START MATERIAL PROVIDED
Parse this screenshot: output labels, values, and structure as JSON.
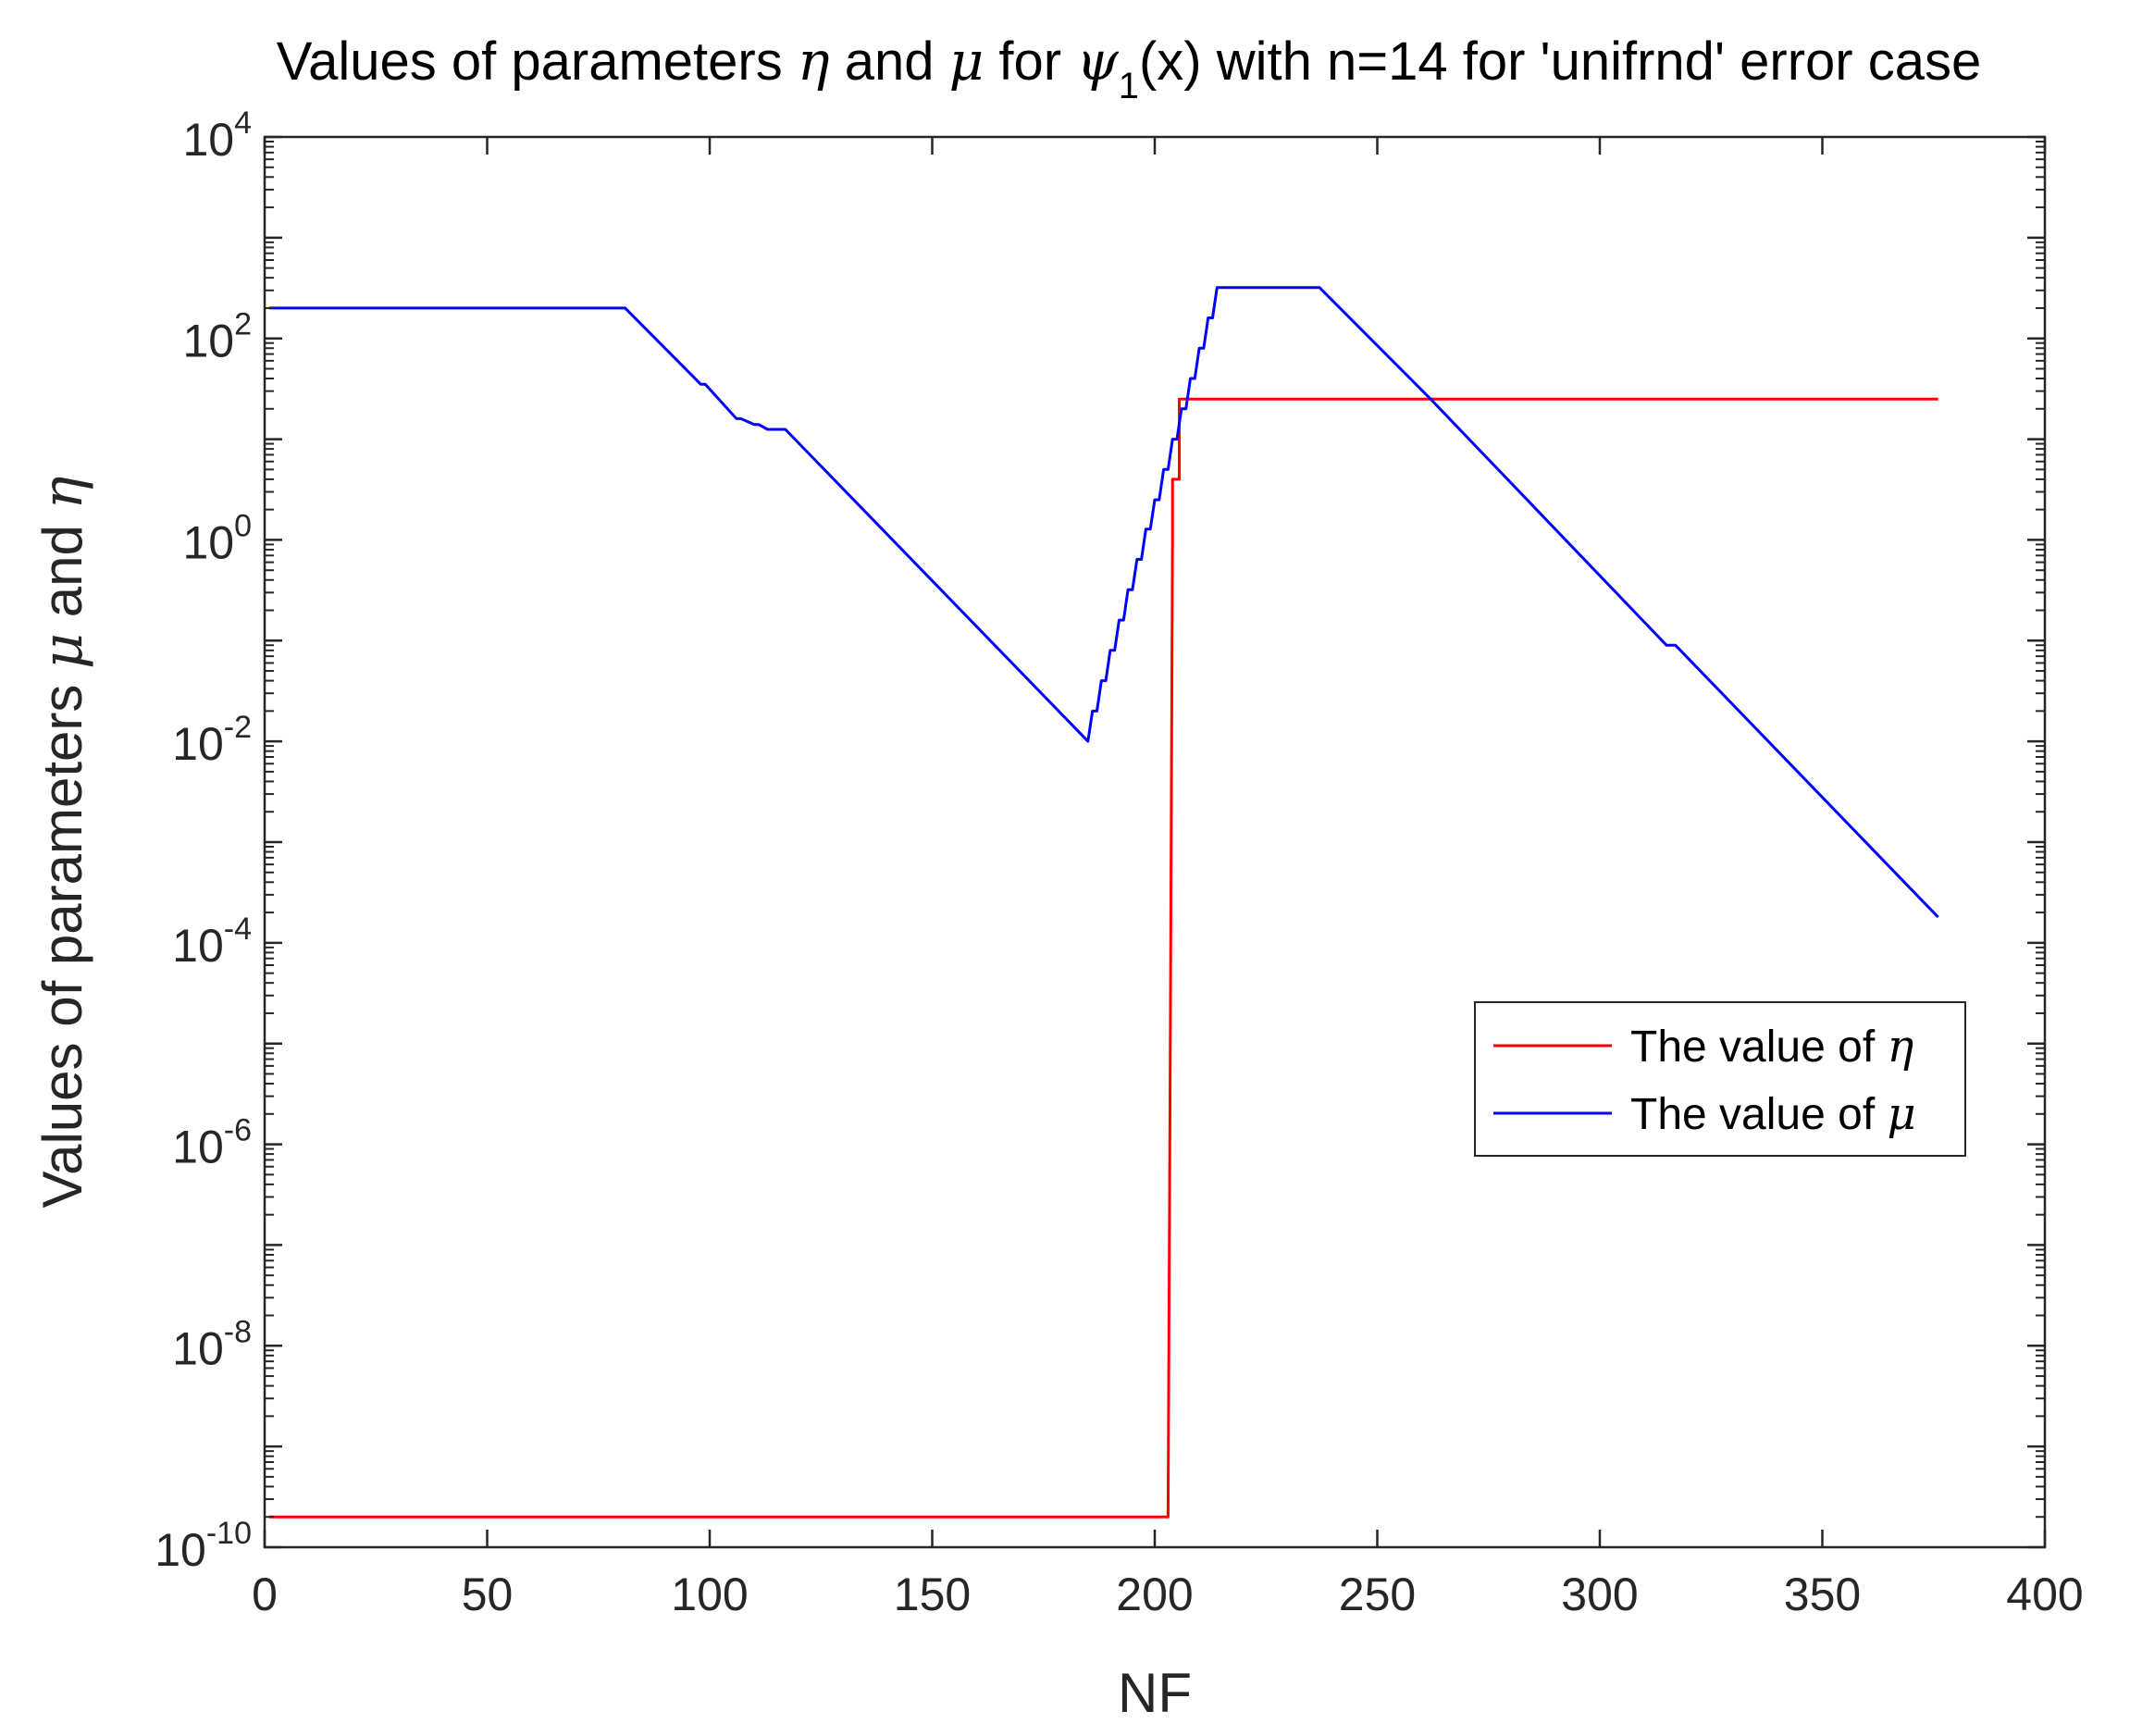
{
  "chart_data": {
    "type": "line",
    "title": {
      "parts": [
        {
          "text": "Values of parameters "
        },
        {
          "text": "η",
          "symbol": true
        },
        {
          "text": " and "
        },
        {
          "text": "μ",
          "symbol": true
        },
        {
          "text": " for "
        },
        {
          "text": "ψ",
          "symbol": true
        },
        {
          "text": "1",
          "subscript": true
        },
        {
          "text": "(x) with n=14 for 'unifrnd' error case"
        }
      ]
    },
    "xlabel": "NF",
    "ylabel": {
      "parts": [
        {
          "text": "Values of parameters "
        },
        {
          "text": "μ",
          "symbol": true
        },
        {
          "text": " and "
        },
        {
          "text": "η",
          "symbol": true
        }
      ]
    },
    "xlim": [
      0,
      400
    ],
    "ylim": [
      1e-10,
      10000
    ],
    "yscale": "log",
    "grid": false,
    "legend_position": "right",
    "x_ticks": [
      {
        "value": 0,
        "label": "0"
      },
      {
        "value": 50,
        "label": "50"
      },
      {
        "value": 100,
        "label": "100"
      },
      {
        "value": 150,
        "label": "150"
      },
      {
        "value": 200,
        "label": "200"
      },
      {
        "value": 250,
        "label": "250"
      },
      {
        "value": 300,
        "label": "300"
      },
      {
        "value": 350,
        "label": "350"
      },
      {
        "value": 400,
        "label": "400"
      }
    ],
    "y_ticks": [
      {
        "value": 1e-10,
        "base": "10",
        "exp": "-10"
      },
      {
        "value": 1e-08,
        "base": "10",
        "exp": "-8"
      },
      {
        "value": 1e-06,
        "base": "10",
        "exp": "-6"
      },
      {
        "value": 0.0001,
        "base": "10",
        "exp": "-4"
      },
      {
        "value": 0.01,
        "base": "10",
        "exp": "-2"
      },
      {
        "value": 1,
        "base": "10",
        "exp": "0"
      },
      {
        "value": 100,
        "base": "10",
        "exp": "2"
      },
      {
        "value": 10000,
        "base": "10",
        "exp": "4"
      }
    ],
    "series": [
      {
        "name": {
          "parts": [
            {
              "text": "The value of "
            },
            {
              "text": "η",
              "symbol": true
            }
          ]
        },
        "color": "#ff0000",
        "x": [
          1,
          203,
          203.5,
          204,
          204,
          205.5,
          205.5,
          376
        ],
        "y": [
          2e-10,
          2e-10,
          1e-05,
          1.0,
          4.0,
          4.0,
          25,
          25
        ]
      },
      {
        "name": {
          "parts": [
            {
              "text": "The value of "
            },
            {
              "text": "μ",
              "symbol": true
            }
          ]
        },
        "color": "#0000ff",
        "x": [
          1,
          81,
          98,
          99,
          106,
          107,
          110,
          111,
          113,
          114,
          117,
          185,
          186,
          187,
          188,
          189,
          190,
          191,
          192,
          193,
          194,
          195,
          196,
          197,
          198,
          199,
          200,
          201,
          202,
          203,
          204,
          205,
          206,
          207,
          208,
          209,
          210,
          211,
          212,
          213,
          214,
          237,
          262,
          315,
          317,
          376
        ],
        "y": [
          200,
          200,
          35,
          35,
          16,
          16,
          14,
          14,
          12.5,
          12.5,
          12.5,
          0.01,
          0.02,
          0.02,
          0.04,
          0.04,
          0.08,
          0.08,
          0.16,
          0.16,
          0.32,
          0.32,
          0.64,
          0.64,
          1.28,
          1.28,
          2.5,
          2.5,
          5,
          5,
          10,
          10,
          20,
          20,
          40,
          40,
          80,
          80,
          160,
          160,
          320,
          320,
          25,
          0.09,
          0.09,
          0.00018
        ]
      }
    ]
  }
}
END MATERIAL PROVIDED
**EXERCISE DETAILS:** Repeat the material above in full and exactly, apart from the pictures.

**RESULT OF THE TASK:**
Parse this screenshot: output labels, values, and structure as JSON.
{
  "chart_data": {
    "type": "line",
    "title": {
      "parts": [
        {
          "text": "Values of parameters "
        },
        {
          "text": "η",
          "symbol": true
        },
        {
          "text": " and "
        },
        {
          "text": "μ",
          "symbol": true
        },
        {
          "text": " for "
        },
        {
          "text": "ψ",
          "symbol": true
        },
        {
          "text": "1",
          "subscript": true
        },
        {
          "text": "(x) with n=14 for 'unifrnd' error case"
        }
      ]
    },
    "xlabel": "NF",
    "ylabel": {
      "parts": [
        {
          "text": "Values of parameters "
        },
        {
          "text": "μ",
          "symbol": true
        },
        {
          "text": " and "
        },
        {
          "text": "η",
          "symbol": true
        }
      ]
    },
    "xlim": [
      0,
      400
    ],
    "ylim": [
      1e-10,
      10000
    ],
    "yscale": "log",
    "grid": false,
    "legend_position": "right",
    "x_ticks": [
      {
        "value": 0,
        "label": "0"
      },
      {
        "value": 50,
        "label": "50"
      },
      {
        "value": 100,
        "label": "100"
      },
      {
        "value": 150,
        "label": "150"
      },
      {
        "value": 200,
        "label": "200"
      },
      {
        "value": 250,
        "label": "250"
      },
      {
        "value": 300,
        "label": "300"
      },
      {
        "value": 350,
        "label": "350"
      },
      {
        "value": 400,
        "label": "400"
      }
    ],
    "y_ticks": [
      {
        "value": 1e-10,
        "base": "10",
        "exp": "-10"
      },
      {
        "value": 1e-08,
        "base": "10",
        "exp": "-8"
      },
      {
        "value": 1e-06,
        "base": "10",
        "exp": "-6"
      },
      {
        "value": 0.0001,
        "base": "10",
        "exp": "-4"
      },
      {
        "value": 0.01,
        "base": "10",
        "exp": "-2"
      },
      {
        "value": 1,
        "base": "10",
        "exp": "0"
      },
      {
        "value": 100,
        "base": "10",
        "exp": "2"
      },
      {
        "value": 10000,
        "base": "10",
        "exp": "4"
      }
    ],
    "series": [
      {
        "name": {
          "parts": [
            {
              "text": "The value of "
            },
            {
              "text": "η",
              "symbol": true
            }
          ]
        },
        "color": "#ff0000",
        "x": [
          1,
          203,
          203.5,
          204,
          204,
          205.5,
          205.5,
          376
        ],
        "y": [
          2e-10,
          2e-10,
          1e-05,
          1.0,
          4.0,
          4.0,
          25,
          25
        ]
      },
      {
        "name": {
          "parts": [
            {
              "text": "The value of "
            },
            {
              "text": "μ",
              "symbol": true
            }
          ]
        },
        "color": "#0000ff",
        "x": [
          1,
          81,
          98,
          99,
          106,
          107,
          110,
          111,
          113,
          114,
          117,
          185,
          186,
          187,
          188,
          189,
          190,
          191,
          192,
          193,
          194,
          195,
          196,
          197,
          198,
          199,
          200,
          201,
          202,
          203,
          204,
          205,
          206,
          207,
          208,
          209,
          210,
          211,
          212,
          213,
          214,
          237,
          262,
          315,
          317,
          376
        ],
        "y": [
          200,
          200,
          35,
          35,
          16,
          16,
          14,
          14,
          12.5,
          12.5,
          12.5,
          0.01,
          0.02,
          0.02,
          0.04,
          0.04,
          0.08,
          0.08,
          0.16,
          0.16,
          0.32,
          0.32,
          0.64,
          0.64,
          1.28,
          1.28,
          2.5,
          2.5,
          5,
          5,
          10,
          10,
          20,
          20,
          40,
          40,
          80,
          80,
          160,
          160,
          320,
          320,
          25,
          0.09,
          0.09,
          0.00018
        ]
      }
    ]
  }
}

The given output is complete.